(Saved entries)
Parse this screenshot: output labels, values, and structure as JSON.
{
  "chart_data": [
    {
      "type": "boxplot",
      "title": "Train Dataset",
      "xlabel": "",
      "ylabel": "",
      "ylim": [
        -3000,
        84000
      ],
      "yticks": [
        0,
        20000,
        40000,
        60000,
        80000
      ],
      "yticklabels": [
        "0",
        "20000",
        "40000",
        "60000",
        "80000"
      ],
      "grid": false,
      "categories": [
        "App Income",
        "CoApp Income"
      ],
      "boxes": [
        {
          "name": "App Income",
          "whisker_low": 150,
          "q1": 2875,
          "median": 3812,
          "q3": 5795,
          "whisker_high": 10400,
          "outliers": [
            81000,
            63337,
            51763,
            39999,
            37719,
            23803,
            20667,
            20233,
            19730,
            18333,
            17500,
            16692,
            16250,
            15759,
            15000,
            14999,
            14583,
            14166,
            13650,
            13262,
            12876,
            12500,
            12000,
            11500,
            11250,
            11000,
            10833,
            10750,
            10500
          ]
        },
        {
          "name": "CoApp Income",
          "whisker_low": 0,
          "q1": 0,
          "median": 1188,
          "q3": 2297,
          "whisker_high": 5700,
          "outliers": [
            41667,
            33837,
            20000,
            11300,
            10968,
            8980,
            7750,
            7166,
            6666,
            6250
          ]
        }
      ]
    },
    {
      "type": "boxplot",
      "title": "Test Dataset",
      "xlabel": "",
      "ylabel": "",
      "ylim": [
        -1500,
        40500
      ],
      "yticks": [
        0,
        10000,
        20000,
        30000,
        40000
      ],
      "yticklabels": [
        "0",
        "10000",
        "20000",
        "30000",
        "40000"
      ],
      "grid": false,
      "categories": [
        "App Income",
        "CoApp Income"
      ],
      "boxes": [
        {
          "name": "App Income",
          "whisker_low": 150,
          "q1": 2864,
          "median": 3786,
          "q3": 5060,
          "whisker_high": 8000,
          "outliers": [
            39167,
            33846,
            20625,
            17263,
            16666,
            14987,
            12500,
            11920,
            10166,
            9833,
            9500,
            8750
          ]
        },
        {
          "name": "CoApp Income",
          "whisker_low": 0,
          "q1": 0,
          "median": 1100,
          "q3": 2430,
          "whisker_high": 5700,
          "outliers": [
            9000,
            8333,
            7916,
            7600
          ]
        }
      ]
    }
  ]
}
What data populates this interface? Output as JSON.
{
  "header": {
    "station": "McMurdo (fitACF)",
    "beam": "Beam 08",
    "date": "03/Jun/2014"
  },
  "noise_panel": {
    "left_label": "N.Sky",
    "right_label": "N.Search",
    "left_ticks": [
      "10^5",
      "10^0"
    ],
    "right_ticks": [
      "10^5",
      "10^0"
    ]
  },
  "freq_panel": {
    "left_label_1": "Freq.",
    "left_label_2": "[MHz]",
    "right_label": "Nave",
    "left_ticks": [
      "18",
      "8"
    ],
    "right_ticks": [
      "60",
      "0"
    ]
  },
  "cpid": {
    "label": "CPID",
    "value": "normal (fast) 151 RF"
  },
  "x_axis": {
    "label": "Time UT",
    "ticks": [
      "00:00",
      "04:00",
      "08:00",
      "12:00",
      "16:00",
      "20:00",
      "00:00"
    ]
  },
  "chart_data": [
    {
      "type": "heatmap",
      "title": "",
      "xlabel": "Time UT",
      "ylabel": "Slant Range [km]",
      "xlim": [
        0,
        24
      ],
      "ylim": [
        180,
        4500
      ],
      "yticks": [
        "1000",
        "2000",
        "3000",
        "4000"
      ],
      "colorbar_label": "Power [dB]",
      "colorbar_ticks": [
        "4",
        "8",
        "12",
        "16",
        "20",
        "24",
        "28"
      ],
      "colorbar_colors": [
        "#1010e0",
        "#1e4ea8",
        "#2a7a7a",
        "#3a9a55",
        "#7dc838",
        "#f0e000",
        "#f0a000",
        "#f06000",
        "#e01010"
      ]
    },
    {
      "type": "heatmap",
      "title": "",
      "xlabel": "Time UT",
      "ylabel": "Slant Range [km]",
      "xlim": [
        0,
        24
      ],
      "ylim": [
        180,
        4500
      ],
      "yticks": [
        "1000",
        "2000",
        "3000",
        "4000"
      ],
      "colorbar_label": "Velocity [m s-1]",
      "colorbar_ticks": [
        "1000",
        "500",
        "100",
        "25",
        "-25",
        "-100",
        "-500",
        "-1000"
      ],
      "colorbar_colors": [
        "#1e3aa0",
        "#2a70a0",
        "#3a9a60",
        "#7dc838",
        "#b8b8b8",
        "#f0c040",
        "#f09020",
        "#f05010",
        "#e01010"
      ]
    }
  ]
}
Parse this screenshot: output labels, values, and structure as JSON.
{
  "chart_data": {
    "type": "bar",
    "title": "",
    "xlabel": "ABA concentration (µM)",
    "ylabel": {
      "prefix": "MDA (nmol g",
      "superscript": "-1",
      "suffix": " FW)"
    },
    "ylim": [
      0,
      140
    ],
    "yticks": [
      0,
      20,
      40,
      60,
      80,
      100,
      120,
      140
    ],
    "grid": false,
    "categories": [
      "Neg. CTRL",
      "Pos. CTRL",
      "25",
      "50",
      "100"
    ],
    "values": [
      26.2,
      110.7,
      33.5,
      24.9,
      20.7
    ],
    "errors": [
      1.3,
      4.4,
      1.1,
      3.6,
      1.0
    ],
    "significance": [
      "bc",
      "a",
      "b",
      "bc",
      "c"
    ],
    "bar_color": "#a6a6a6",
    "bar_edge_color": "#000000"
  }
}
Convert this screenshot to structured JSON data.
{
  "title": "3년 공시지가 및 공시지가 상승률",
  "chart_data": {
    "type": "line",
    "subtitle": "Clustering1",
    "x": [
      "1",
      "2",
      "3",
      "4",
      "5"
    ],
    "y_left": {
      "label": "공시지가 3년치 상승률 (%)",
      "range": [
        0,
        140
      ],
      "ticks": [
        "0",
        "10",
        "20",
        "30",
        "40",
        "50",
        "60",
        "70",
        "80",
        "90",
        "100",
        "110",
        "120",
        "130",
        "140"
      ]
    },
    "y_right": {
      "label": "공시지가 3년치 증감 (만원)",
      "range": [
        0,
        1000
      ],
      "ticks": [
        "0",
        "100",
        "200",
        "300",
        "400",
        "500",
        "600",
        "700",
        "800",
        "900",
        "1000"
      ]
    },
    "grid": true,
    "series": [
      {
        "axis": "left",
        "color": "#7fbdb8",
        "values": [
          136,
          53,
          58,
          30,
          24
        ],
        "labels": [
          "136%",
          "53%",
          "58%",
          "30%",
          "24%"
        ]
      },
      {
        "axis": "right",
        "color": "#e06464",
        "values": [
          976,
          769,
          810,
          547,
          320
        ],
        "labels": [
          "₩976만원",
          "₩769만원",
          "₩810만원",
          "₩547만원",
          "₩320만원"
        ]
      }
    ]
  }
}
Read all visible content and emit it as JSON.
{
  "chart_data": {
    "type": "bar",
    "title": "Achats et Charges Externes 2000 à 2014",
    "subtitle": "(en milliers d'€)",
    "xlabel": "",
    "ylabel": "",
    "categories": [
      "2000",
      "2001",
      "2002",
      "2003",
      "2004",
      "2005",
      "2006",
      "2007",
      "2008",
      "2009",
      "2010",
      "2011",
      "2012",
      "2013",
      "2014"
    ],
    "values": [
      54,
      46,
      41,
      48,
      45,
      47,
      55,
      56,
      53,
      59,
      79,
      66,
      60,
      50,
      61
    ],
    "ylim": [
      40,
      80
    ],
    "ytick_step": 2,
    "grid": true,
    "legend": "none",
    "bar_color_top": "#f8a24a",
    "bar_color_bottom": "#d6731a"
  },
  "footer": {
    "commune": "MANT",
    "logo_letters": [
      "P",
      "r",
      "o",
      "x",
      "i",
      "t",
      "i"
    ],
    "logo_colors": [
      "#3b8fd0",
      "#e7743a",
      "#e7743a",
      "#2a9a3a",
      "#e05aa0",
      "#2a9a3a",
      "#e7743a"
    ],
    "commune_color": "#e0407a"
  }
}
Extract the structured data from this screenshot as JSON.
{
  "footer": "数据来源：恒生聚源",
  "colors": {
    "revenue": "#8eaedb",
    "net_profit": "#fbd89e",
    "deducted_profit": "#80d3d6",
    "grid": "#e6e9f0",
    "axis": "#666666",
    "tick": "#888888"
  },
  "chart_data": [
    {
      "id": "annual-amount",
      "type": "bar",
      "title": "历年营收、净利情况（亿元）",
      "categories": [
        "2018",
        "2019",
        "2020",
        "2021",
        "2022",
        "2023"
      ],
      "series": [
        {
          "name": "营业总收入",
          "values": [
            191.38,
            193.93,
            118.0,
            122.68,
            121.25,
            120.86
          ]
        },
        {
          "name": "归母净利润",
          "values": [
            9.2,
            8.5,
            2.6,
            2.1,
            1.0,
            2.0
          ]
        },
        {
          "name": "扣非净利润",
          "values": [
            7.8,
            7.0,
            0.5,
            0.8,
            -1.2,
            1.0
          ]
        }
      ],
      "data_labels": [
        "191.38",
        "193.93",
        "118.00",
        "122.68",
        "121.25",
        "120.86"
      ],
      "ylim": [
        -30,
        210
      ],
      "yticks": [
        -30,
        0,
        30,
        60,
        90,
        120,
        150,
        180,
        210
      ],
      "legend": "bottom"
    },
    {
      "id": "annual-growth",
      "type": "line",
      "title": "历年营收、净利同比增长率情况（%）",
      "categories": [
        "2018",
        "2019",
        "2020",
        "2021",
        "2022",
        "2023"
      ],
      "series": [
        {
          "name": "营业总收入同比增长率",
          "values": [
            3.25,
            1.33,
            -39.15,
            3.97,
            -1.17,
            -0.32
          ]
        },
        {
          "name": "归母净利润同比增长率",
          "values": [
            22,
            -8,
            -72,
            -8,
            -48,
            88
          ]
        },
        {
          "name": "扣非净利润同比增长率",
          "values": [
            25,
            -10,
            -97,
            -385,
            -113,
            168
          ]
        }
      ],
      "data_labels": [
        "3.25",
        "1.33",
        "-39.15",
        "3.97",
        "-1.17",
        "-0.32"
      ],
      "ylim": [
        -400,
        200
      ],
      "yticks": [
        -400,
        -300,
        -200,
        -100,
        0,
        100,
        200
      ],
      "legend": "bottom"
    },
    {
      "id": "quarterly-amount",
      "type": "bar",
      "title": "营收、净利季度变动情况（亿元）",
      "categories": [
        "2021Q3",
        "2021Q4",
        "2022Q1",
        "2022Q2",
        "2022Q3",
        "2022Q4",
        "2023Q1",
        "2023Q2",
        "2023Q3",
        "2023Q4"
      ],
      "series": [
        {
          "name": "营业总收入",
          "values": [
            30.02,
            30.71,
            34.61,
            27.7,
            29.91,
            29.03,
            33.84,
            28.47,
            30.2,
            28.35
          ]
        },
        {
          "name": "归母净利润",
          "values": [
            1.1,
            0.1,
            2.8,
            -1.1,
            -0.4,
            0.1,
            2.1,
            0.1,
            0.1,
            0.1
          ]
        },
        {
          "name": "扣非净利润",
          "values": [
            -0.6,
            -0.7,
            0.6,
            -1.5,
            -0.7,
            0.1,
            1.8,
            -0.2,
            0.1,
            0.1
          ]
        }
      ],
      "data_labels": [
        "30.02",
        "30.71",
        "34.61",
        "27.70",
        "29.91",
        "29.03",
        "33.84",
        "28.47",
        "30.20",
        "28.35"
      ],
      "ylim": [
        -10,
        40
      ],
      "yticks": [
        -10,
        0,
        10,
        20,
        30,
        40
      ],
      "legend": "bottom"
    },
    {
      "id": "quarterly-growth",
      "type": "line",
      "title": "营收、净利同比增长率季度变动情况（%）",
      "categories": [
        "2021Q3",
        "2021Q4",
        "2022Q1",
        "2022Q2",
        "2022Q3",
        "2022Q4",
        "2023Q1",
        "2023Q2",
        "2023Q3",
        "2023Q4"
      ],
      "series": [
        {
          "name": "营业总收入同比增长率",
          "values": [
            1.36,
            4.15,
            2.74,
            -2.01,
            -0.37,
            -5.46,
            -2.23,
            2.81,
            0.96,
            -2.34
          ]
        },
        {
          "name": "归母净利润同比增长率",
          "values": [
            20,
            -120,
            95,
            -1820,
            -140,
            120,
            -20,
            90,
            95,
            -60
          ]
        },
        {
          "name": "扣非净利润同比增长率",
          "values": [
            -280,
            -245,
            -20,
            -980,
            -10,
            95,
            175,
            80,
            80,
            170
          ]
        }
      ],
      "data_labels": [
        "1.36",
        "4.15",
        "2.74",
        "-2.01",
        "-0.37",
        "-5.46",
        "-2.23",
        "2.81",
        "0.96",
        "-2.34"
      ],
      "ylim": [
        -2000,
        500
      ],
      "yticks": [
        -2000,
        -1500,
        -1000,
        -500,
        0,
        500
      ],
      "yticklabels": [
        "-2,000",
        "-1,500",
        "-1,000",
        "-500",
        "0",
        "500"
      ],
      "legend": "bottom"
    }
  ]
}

## Brief
In the entries above, find every line with the word "growth" and list it.

## Output for this exercise
      "id": "annual-growth",
      "id": "quarterly-growth",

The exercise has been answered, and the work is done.